**OBJECTIVE**.
Every entry must be echoed exactly.

Extracted records
::::
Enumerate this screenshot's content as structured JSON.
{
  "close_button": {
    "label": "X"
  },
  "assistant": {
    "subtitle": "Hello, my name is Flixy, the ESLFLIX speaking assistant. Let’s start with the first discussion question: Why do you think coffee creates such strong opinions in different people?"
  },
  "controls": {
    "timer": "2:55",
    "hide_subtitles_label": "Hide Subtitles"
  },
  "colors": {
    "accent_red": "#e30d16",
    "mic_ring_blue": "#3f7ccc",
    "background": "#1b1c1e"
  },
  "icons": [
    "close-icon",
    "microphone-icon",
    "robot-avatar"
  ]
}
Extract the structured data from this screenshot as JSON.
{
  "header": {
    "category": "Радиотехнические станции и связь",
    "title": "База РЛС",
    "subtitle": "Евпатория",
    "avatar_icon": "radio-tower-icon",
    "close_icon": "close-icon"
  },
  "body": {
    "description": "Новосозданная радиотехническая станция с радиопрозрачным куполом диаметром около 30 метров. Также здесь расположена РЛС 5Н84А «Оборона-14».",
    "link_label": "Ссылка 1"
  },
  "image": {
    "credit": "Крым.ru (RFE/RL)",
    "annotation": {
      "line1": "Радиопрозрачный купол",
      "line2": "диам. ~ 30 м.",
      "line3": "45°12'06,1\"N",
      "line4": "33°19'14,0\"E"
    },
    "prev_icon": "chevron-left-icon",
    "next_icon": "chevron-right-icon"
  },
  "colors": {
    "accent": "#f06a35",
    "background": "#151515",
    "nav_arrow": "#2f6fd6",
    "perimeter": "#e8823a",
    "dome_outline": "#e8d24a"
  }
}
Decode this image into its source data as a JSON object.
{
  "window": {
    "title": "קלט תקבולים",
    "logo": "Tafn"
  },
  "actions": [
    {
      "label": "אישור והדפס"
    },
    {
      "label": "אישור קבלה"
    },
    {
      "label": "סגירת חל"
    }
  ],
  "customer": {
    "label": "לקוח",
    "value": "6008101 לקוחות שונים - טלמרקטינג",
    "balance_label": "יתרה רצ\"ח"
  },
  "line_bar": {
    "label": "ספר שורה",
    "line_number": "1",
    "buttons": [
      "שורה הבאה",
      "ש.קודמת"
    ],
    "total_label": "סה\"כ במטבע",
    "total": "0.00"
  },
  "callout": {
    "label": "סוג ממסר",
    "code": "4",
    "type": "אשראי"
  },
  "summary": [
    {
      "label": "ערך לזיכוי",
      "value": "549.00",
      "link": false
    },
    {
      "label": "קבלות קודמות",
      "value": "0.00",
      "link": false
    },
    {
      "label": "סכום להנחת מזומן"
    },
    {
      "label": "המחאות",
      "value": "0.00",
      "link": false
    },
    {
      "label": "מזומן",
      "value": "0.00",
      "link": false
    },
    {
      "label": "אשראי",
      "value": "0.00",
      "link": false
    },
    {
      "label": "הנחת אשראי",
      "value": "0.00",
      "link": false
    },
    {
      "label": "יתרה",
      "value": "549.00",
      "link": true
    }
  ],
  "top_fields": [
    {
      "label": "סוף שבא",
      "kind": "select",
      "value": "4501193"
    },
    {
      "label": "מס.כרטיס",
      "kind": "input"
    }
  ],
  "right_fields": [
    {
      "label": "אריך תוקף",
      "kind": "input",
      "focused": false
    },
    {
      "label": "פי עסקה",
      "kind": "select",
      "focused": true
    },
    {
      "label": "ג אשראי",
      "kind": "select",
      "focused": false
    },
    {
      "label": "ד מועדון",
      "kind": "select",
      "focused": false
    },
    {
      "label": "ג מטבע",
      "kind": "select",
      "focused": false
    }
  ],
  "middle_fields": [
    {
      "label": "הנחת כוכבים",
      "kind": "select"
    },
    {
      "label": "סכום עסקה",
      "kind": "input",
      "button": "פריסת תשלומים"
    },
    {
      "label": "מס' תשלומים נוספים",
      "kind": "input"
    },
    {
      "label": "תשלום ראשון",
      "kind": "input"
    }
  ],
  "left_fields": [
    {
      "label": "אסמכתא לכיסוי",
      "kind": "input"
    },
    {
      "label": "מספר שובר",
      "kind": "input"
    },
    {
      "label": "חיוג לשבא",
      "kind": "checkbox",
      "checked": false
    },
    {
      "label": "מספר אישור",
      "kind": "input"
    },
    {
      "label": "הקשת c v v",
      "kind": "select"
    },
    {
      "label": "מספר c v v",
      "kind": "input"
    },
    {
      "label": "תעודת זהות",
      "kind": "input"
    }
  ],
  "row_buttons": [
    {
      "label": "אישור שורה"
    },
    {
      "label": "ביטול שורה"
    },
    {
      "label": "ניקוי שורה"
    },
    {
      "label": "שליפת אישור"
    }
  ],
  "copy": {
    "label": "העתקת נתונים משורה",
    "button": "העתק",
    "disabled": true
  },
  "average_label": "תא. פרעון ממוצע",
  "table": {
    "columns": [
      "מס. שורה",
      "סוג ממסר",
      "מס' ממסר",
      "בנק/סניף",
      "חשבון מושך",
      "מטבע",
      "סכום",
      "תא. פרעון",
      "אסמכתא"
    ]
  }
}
::::
**SOLUTION TO THE PROBLEM**.
Enumerate this screenshot's content as structured JSON.
{
  "close_button": {
    "label": "X"
  },
  "assistant": {
    "subtitle": "Hello, my name is Flixy, the ESLFLIX speaking assistant. Let’s start with the first discussion question: Why do you think coffee creates such strong opinions in different people?"
  },
  "controls": {
    "timer": "2:55",
    "hide_subtitles_label": "Hide Subtitles"
  },
  "colors": {
    "accent_red": "#e30d16",
    "mic_ring_blue": "#3f7ccc",
    "background": "#1b1c1e"
  },
  "icons": [
    "close-icon",
    "microphone-icon",
    "robot-avatar"
  ]
}
Extract the structured data from this screenshot as JSON.
{
  "header": {
    "category": "Радиотехнические станции и связь",
    "title": "База РЛС",
    "subtitle": "Евпатория",
    "avatar_icon": "radio-tower-icon",
    "close_icon": "close-icon"
  },
  "body": {
    "description": "Новосозданная радиотехническая станция с радиопрозрачным куполом диаметром около 30 метров. Также здесь расположена РЛС 5Н84А «Оборона-14».",
    "link_label": "Ссылка 1"
  },
  "image": {
    "credit": "Крым.ru (RFE/RL)",
    "annotation": {
      "line1": "Радиопрозрачный купол",
      "line2": "диам. ~ 30 м.",
      "line3": "45°12'06,1\"N",
      "line4": "33°19'14,0\"E"
    },
    "prev_icon": "chevron-left-icon",
    "next_icon": "chevron-right-icon"
  },
  "colors": {
    "accent": "#f06a35",
    "background": "#151515",
    "nav_arrow": "#2f6fd6",
    "perimeter": "#e8823a",
    "dome_outline": "#e8d24a"
  }
}
Decode this image into its source data as a JSON object.
{
  "window": {
    "title": "קלט תקבולים",
    "logo": "Tafn"
  },
  "actions": [
    {
      "label": "אישור והדפס"
    },
    {
      "label": "אישור קבלה"
    },
    {
      "label": "סגירת חל"
    }
  ],
  "customer": {
    "label": "לקוח",
    "value": "6008101 לקוחות שונים - טלמרקטינג",
    "balance_label": "יתרה רצ\"ח"
  },
  "line_bar": {
    "label": "ספר שורה",
    "line_number": "1",
    "buttons": [
      "שורה הבאה",
      "ש.קודמת"
    ],
    "total_label": "סה\"כ במטבע",
    "total": "0.00"
  },
  "callout": {
    "label": "סוג ממסר",
    "code": "4",
    "type": "אשראי"
  },
  "summary": [
    {
      "label": "ערך לזיכוי",
      "value": "549.00",
      "link": false
    },
    {
      "label": "קבלות קודמות",
      "value": "0.00",
      "link": false
    },
    {
      "label": "סכום להנחת מזומן"
    },
    {
      "label": "המחאות",
      "value": "0.00",
      "link": false
    },
    {
      "label": "מזומן",
      "value": "0.00",
      "link": false
    },
    {
      "label": "אשראי",
      "value": "0.00",
      "link": false
    },
    {
      "label": "הנחת אשראי",
      "value": "0.00",
      "link": false
    },
    {
      "label": "יתרה",
      "value": "549.00",
      "link": true
    }
  ],
  "top_fields": [
    {
      "label": "סוף שבא",
      "kind": "select",
      "value": "4501193"
    },
    {
      "label": "מס.כרטיס",
      "kind": "input"
    }
  ],
  "right_fields": [
    {
      "label": "אריך תוקף",
      "kind": "input",
      "focused": false
    },
    {
      "label": "פי עסקה",
      "kind": "select",
      "focused": true
    },
    {
      "label": "ג אשראי",
      "kind": "select",
      "focused": false
    },
    {
      "label": "ד מועדון",
      "kind": "select",
      "focused": false
    },
    {
      "label": "ג מטבע",
      "kind": "select",
      "focused": false
    }
  ],
  "middle_fields": [
    {
      "label": "הנחת כוכבים",
      "kind": "select"
    },
    {
      "label": "סכום עסקה",
      "kind": "input",
      "button": "פריסת תשלומים"
    },
    {
      "label": "מס' תשלומים נוספים",
      "kind": "input"
    },
    {
      "label": "תשלום ראשון",
      "kind": "input"
    }
  ],
  "left_fields": [
    {
      "label": "אסמכתא לכיסוי",
      "kind": "input"
    },
    {
      "label": "מספר שובר",
      "kind": "input"
    },
    {
      "label": "חיוג לשבא",
      "kind": "checkbox",
      "checked": false
    },
    {
      "label": "מספר אישור",
      "kind": "input"
    },
    {
      "label": "הקשת c v v",
      "kind": "select"
    },
    {
      "label": "מספר c v v",
      "kind": "input"
    },
    {
      "label": "תעודת זהות",
      "kind": "input"
    }
  ],
  "row_buttons": [
    {
      "label": "אישור שורה"
    },
    {
      "label": "ביטול שורה"
    },
    {
      "label": "ניקוי שורה"
    },
    {
      "label": "שליפת אישור"
    }
  ],
  "copy": {
    "label": "העתקת נתונים משורה",
    "button": "העתק",
    "disabled": true
  },
  "average_label": "תא. פרעון ממוצע",
  "table": {
    "columns": [
      "מס. שורה",
      "סוג ממסר",
      "מס' ממסר",
      "בנק/סניף",
      "חשבון מושך",
      "מטבע",
      "סכום",
      "תא. פרעון",
      "אסמכתא"
    ]
  }
}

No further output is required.